• _OBJECTIVE_
Look through the listing below and report how many lines contain "title", as a bare number.

• _GIVEN DATA_

○ ○ ○ ○ ○

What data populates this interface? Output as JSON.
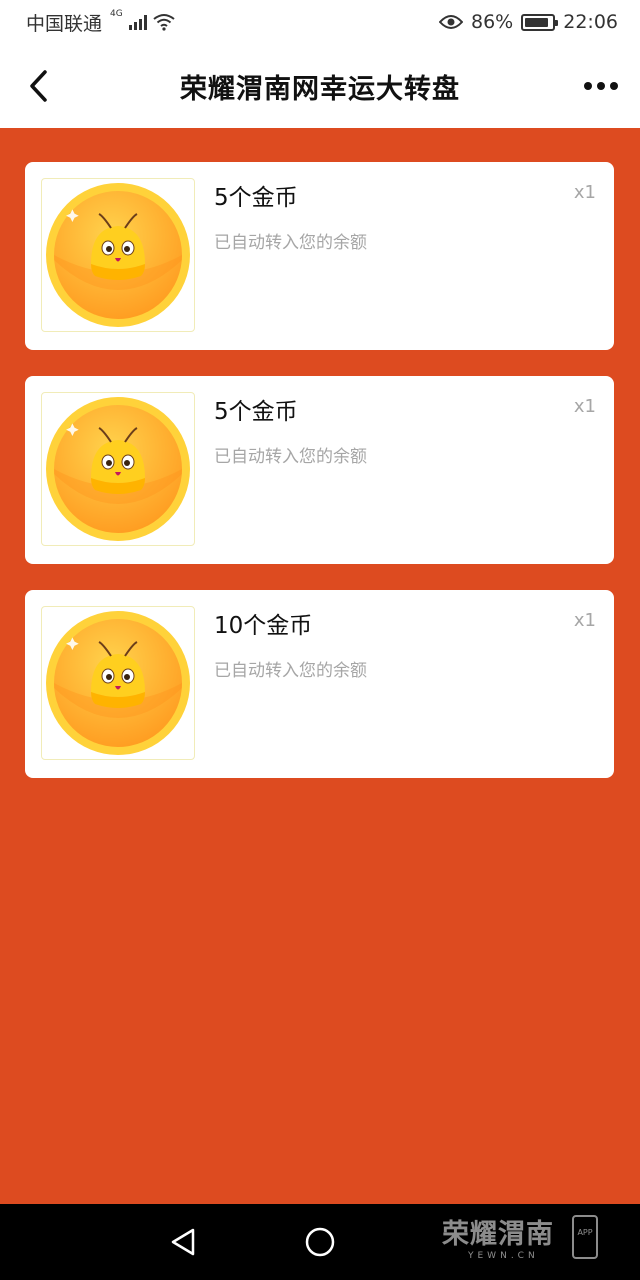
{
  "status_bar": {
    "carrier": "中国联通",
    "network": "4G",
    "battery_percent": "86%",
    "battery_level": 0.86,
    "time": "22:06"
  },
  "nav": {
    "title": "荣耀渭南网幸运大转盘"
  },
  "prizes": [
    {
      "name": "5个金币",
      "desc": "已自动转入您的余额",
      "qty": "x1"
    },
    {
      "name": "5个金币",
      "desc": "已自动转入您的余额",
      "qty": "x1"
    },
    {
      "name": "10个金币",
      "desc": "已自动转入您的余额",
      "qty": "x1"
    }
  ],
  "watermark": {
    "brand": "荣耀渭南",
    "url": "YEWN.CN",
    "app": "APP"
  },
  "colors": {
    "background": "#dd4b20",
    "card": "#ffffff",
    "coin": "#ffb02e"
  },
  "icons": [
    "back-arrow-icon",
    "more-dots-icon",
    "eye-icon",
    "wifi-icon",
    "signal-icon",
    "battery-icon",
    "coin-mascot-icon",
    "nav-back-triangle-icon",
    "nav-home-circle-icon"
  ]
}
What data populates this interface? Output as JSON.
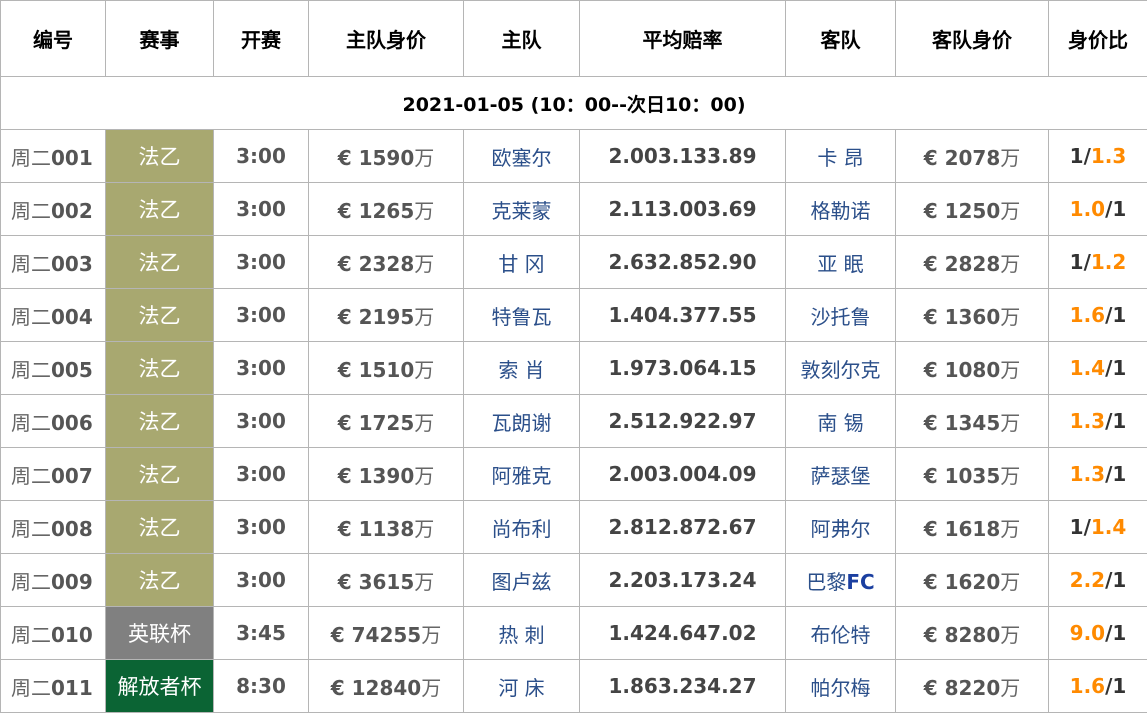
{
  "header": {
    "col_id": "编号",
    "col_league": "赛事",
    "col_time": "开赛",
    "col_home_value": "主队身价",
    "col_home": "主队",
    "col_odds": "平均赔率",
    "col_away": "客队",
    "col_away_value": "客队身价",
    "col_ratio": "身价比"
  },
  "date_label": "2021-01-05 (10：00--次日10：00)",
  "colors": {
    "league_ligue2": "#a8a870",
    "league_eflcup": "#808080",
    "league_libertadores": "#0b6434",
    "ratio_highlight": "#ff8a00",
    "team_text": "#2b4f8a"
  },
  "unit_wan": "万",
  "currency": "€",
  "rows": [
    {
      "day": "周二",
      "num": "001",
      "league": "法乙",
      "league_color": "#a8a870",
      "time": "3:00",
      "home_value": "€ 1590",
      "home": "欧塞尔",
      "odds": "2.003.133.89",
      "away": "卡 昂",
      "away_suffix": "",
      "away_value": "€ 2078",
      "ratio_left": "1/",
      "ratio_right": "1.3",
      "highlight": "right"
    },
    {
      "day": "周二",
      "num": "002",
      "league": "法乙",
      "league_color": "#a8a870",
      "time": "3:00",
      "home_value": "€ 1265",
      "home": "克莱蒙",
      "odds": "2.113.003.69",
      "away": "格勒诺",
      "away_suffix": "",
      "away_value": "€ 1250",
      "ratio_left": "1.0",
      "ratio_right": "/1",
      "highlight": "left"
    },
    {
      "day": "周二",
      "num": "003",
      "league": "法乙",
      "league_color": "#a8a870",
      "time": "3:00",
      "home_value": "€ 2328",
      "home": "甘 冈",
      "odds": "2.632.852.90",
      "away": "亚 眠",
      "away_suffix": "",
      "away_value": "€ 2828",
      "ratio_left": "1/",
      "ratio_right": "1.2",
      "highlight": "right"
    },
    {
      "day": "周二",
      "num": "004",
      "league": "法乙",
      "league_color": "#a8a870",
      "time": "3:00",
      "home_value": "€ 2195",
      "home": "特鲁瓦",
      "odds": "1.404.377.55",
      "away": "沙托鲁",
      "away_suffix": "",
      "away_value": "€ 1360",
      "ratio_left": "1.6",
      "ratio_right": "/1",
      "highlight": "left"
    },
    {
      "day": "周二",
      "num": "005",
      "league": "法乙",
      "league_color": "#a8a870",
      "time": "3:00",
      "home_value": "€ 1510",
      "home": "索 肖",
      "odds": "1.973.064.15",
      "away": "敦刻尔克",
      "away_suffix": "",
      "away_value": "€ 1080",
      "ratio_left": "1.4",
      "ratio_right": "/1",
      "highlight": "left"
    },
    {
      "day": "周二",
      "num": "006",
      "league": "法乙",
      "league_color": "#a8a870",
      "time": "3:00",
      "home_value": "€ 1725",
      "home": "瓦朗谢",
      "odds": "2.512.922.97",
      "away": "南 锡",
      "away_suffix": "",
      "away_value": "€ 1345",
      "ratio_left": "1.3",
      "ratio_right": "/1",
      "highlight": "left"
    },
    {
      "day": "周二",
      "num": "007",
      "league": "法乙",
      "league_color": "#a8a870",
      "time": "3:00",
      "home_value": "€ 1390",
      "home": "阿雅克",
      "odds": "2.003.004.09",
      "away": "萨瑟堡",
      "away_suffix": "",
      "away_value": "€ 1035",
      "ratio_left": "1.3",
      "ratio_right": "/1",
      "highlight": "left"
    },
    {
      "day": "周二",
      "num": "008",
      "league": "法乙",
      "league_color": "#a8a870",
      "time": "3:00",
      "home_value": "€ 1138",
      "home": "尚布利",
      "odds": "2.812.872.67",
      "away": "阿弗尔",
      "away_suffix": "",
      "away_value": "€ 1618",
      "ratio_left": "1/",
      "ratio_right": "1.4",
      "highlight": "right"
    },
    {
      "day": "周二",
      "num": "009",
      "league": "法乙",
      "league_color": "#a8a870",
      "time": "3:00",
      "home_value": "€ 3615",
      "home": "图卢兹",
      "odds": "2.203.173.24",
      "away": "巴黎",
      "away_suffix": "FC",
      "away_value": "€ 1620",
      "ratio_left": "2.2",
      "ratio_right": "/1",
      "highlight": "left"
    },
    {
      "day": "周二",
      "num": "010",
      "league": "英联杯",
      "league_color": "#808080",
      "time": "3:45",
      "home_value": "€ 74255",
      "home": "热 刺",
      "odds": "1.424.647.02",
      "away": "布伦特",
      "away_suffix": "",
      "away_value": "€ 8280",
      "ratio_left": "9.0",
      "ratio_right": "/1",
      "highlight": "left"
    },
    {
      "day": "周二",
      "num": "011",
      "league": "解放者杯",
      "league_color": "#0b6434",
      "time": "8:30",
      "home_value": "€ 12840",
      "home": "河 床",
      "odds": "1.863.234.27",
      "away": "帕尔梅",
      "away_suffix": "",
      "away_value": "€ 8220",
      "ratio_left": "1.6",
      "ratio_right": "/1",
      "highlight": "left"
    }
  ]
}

○ ○ ○ ○ ○

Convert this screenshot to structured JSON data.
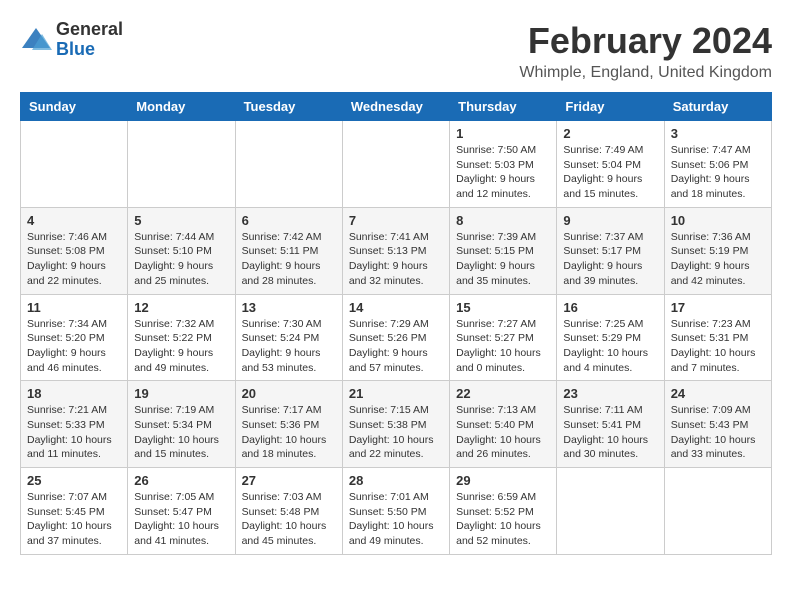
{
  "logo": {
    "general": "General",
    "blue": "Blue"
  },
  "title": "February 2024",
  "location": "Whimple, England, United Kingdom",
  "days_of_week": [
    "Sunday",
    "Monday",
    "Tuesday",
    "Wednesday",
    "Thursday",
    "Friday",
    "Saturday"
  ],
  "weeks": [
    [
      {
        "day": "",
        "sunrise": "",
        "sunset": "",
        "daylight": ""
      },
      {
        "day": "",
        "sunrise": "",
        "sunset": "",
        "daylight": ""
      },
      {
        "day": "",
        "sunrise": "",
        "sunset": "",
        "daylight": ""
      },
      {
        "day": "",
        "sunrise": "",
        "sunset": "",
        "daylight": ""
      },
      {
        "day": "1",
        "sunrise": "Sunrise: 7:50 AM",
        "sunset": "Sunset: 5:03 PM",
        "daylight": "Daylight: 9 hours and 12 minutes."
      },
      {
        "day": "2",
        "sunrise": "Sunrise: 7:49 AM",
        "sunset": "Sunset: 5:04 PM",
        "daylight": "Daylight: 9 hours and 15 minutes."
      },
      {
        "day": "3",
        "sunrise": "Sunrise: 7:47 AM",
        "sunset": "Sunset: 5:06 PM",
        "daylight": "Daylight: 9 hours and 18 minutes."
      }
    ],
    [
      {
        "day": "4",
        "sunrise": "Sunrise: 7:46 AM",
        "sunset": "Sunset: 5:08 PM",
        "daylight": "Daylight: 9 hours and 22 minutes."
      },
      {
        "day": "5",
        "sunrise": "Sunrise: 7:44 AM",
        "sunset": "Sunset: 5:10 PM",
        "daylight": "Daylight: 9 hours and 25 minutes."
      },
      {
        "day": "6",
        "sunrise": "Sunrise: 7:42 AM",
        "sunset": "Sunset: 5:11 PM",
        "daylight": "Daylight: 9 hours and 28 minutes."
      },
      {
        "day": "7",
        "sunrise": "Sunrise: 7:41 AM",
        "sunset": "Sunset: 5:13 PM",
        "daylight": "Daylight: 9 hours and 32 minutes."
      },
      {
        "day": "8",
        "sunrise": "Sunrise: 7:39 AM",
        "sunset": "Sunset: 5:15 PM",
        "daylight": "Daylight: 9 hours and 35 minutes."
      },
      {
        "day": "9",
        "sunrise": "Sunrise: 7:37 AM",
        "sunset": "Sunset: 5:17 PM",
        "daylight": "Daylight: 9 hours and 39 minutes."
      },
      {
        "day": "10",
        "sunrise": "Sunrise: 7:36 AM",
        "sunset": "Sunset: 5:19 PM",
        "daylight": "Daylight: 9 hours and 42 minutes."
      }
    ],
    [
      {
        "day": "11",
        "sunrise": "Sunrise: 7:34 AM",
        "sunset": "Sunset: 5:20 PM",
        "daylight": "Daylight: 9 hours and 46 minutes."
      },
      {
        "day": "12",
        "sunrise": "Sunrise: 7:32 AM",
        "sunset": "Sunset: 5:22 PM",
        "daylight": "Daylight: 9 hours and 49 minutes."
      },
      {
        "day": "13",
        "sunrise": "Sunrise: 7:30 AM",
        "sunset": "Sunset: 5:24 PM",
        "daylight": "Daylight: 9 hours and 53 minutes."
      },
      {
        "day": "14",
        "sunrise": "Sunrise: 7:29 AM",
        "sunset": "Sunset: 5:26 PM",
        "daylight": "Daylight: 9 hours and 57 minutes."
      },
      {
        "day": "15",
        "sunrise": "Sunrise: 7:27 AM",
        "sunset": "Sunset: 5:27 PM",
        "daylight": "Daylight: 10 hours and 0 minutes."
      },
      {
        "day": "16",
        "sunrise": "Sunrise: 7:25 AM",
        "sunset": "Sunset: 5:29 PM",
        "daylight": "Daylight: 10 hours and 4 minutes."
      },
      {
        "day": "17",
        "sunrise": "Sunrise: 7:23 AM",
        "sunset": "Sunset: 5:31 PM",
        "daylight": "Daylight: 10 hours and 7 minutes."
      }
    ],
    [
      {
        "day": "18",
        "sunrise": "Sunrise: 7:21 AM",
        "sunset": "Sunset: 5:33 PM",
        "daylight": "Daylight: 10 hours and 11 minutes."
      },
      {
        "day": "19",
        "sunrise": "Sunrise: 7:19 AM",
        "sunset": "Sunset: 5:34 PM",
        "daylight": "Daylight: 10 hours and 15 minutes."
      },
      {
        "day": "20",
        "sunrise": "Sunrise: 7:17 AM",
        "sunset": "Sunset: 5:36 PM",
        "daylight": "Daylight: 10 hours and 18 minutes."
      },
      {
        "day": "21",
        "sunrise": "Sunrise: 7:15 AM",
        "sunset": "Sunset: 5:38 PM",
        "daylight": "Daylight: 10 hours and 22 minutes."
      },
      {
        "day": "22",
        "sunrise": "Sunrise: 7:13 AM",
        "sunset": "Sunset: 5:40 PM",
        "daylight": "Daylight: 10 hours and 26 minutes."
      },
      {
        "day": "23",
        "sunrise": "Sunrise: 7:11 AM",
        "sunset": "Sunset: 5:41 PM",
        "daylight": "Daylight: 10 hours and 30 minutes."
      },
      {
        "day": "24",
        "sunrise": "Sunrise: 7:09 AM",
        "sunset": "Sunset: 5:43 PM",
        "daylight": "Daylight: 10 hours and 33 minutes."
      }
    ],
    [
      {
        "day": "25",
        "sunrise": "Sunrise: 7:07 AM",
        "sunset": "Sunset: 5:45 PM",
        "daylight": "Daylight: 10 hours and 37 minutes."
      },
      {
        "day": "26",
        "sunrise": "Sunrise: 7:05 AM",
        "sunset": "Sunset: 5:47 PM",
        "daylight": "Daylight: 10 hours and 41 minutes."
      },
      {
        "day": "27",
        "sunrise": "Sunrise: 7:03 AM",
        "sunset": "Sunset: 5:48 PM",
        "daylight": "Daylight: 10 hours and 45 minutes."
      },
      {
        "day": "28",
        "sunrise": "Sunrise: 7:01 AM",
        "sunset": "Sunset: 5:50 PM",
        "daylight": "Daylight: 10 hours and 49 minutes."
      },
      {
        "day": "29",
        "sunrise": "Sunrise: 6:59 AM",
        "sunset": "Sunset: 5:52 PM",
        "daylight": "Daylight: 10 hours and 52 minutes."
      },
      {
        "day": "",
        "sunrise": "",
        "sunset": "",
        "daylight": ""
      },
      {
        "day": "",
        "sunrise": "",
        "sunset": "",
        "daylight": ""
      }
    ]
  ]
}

○ ○ ○ ○ ○

• _WRITTEN ANSWER_
2